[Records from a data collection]
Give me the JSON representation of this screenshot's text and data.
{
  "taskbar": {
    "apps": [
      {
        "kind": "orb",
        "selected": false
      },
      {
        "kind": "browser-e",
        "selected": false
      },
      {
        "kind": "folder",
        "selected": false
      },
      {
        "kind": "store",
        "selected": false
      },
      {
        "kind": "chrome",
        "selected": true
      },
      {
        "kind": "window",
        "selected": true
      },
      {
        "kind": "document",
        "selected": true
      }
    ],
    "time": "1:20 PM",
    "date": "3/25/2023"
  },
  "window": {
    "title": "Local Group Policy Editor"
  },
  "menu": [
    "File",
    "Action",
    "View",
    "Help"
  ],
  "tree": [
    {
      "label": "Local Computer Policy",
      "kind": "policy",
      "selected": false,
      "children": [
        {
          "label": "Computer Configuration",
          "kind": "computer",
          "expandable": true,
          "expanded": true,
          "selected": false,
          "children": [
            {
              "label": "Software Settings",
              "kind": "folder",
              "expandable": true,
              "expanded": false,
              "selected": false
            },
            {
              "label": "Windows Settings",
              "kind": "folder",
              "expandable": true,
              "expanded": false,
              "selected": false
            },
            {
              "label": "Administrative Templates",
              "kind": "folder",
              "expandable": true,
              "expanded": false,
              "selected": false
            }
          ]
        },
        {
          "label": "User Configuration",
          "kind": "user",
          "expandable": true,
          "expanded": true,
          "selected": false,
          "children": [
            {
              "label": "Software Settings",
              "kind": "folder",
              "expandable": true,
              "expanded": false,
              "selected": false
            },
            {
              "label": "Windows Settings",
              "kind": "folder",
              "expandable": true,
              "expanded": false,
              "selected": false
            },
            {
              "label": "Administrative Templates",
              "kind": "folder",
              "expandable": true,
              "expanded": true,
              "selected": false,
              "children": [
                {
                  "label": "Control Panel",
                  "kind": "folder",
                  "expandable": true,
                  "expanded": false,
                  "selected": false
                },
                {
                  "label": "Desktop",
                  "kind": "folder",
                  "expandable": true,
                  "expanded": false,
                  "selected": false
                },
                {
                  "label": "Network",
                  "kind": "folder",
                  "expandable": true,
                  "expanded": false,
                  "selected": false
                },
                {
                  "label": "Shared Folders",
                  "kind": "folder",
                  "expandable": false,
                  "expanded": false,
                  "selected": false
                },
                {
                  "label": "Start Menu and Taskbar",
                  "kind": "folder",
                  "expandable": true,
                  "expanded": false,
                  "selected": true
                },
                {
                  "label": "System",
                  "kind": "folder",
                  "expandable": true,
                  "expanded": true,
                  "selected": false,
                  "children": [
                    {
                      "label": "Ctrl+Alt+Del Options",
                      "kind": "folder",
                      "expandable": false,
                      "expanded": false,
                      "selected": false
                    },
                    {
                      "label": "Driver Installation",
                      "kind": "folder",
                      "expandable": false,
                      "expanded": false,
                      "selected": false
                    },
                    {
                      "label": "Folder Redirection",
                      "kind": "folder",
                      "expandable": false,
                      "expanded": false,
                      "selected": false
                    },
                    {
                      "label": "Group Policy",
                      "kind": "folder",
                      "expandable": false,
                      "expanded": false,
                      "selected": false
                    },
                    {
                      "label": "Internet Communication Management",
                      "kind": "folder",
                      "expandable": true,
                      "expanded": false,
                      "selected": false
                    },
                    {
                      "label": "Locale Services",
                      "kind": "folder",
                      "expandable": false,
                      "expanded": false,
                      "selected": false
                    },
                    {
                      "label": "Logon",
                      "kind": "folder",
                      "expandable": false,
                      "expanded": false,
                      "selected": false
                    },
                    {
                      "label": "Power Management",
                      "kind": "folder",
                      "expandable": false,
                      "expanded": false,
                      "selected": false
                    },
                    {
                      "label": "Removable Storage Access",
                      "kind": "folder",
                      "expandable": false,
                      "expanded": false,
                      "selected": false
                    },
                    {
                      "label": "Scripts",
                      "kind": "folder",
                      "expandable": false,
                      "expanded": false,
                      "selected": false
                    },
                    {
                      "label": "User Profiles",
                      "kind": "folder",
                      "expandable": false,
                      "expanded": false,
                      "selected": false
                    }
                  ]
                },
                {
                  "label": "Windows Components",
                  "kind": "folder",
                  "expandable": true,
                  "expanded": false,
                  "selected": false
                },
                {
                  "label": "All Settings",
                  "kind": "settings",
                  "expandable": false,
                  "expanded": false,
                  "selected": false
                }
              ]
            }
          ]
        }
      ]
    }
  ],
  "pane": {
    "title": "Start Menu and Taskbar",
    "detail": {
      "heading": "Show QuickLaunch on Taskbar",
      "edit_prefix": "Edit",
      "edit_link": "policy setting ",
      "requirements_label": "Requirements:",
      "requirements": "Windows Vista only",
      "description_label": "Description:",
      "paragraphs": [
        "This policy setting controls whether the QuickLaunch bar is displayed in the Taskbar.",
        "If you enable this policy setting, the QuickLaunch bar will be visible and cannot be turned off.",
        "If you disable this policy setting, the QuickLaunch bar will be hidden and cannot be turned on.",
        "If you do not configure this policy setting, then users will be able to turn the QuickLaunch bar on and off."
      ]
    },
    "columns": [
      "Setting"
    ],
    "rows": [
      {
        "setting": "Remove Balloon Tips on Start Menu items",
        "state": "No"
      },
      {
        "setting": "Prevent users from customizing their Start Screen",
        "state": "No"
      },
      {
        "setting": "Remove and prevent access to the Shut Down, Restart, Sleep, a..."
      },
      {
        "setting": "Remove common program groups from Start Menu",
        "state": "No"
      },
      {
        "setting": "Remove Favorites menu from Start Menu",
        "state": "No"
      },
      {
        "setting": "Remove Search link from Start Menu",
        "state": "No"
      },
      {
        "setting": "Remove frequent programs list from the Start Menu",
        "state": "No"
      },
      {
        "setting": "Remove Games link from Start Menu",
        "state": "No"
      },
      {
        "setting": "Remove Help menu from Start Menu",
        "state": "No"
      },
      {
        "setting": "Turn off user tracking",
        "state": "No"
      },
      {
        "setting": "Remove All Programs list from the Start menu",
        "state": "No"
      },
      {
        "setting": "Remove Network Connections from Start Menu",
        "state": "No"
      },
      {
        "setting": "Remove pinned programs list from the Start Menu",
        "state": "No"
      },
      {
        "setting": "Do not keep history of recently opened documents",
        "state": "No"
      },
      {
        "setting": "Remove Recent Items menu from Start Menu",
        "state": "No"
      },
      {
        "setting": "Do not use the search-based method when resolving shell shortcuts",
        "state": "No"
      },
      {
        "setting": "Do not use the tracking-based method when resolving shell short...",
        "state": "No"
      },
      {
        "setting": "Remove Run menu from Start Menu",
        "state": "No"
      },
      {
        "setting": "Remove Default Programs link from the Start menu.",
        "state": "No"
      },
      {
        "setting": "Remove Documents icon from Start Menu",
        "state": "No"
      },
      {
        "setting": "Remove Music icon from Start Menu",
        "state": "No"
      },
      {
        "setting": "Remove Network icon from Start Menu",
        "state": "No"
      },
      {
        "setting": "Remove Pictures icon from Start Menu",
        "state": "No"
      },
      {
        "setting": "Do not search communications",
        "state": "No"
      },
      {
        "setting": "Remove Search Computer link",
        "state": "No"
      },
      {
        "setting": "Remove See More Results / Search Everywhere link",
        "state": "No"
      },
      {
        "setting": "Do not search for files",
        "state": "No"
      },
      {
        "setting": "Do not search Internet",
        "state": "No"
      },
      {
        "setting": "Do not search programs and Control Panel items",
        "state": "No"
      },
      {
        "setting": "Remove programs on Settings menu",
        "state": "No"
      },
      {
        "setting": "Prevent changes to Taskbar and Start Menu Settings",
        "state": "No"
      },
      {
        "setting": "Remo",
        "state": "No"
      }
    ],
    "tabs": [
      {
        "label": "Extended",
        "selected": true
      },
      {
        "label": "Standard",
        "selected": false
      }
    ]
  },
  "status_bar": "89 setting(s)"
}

WHAT NEEDS TO BE DONE: Which lines above contain "children"? Show each of them.

IN RESPONSE:
      "children": [
          "children": [
          "children": [
              "children": [
                  "children": [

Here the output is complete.